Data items
start

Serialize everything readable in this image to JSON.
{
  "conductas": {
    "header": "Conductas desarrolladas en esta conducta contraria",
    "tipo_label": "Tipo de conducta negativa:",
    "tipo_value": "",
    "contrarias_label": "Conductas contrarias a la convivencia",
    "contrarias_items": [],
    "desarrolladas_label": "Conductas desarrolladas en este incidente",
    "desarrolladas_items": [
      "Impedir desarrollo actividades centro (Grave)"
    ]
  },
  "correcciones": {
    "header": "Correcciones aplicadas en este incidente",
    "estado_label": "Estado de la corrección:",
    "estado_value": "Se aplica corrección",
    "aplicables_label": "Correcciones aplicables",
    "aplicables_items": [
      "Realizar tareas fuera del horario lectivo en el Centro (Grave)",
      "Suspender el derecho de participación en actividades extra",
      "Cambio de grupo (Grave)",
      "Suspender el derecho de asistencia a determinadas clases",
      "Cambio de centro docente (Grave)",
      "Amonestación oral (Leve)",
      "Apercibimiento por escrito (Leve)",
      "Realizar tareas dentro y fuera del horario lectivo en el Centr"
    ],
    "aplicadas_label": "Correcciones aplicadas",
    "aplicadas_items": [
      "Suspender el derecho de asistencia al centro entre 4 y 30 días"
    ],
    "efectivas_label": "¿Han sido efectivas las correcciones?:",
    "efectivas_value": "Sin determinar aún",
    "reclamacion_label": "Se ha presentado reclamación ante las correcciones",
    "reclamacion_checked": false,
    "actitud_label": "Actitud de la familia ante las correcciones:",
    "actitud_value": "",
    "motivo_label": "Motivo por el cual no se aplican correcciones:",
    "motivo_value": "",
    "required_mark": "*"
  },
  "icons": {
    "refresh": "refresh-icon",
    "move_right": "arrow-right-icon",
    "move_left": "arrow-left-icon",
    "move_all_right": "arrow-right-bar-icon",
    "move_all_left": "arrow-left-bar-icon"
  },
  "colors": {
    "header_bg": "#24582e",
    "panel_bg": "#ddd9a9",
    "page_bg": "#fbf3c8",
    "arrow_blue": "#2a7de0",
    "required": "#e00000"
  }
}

end

(The request): Retype the data in full and match it exactly.

(Complete response):
Serialize everything readable in this image to JSON.
{
  "conductas": {
    "header": "Conductas desarrolladas en esta conducta contraria",
    "tipo_label": "Tipo de conducta negativa:",
    "tipo_value": "",
    "contrarias_label": "Conductas contrarias a la convivencia",
    "contrarias_items": [],
    "desarrolladas_label": "Conductas desarrolladas en este incidente",
    "desarrolladas_items": [
      "Impedir desarrollo actividades centro (Grave)"
    ]
  },
  "correcciones": {
    "header": "Correcciones aplicadas en este incidente",
    "estado_label": "Estado de la corrección:",
    "estado_value": "Se aplica corrección",
    "aplicables_label": "Correcciones aplicables",
    "aplicables_items": [
      "Realizar tareas fuera del horario lectivo en el Centro (Grave)",
      "Suspender el derecho de participación en actividades extra",
      "Cambio de grupo (Grave)",
      "Suspender el derecho de asistencia a determinadas clases",
      "Cambio de centro docente (Grave)",
      "Amonestación oral (Leve)",
      "Apercibimiento por escrito (Leve)",
      "Realizar tareas dentro y fuera del horario lectivo en el Centr"
    ],
    "aplicadas_label": "Correcciones aplicadas",
    "aplicadas_items": [
      "Suspender el derecho de asistencia al centro entre 4 y 30 días"
    ],
    "efectivas_label": "¿Han sido efectivas las correcciones?:",
    "efectivas_value": "Sin determinar aún",
    "reclamacion_label": "Se ha presentado reclamación ante las correcciones",
    "reclamacion_checked": false,
    "actitud_label": "Actitud de la familia ante las correcciones:",
    "actitud_value": "",
    "motivo_label": "Motivo por el cual no se aplican correcciones:",
    "motivo_value": "",
    "required_mark": "*"
  },
  "icons": {
    "refresh": "refresh-icon",
    "move_right": "arrow-right-icon",
    "move_left": "arrow-left-icon",
    "move_all_right": "arrow-right-bar-icon",
    "move_all_left": "arrow-left-bar-icon"
  },
  "colors": {
    "header_bg": "#24582e",
    "panel_bg": "#ddd9a9",
    "page_bg": "#fbf3c8",
    "arrow_blue": "#2a7de0",
    "required": "#e00000"
  }
}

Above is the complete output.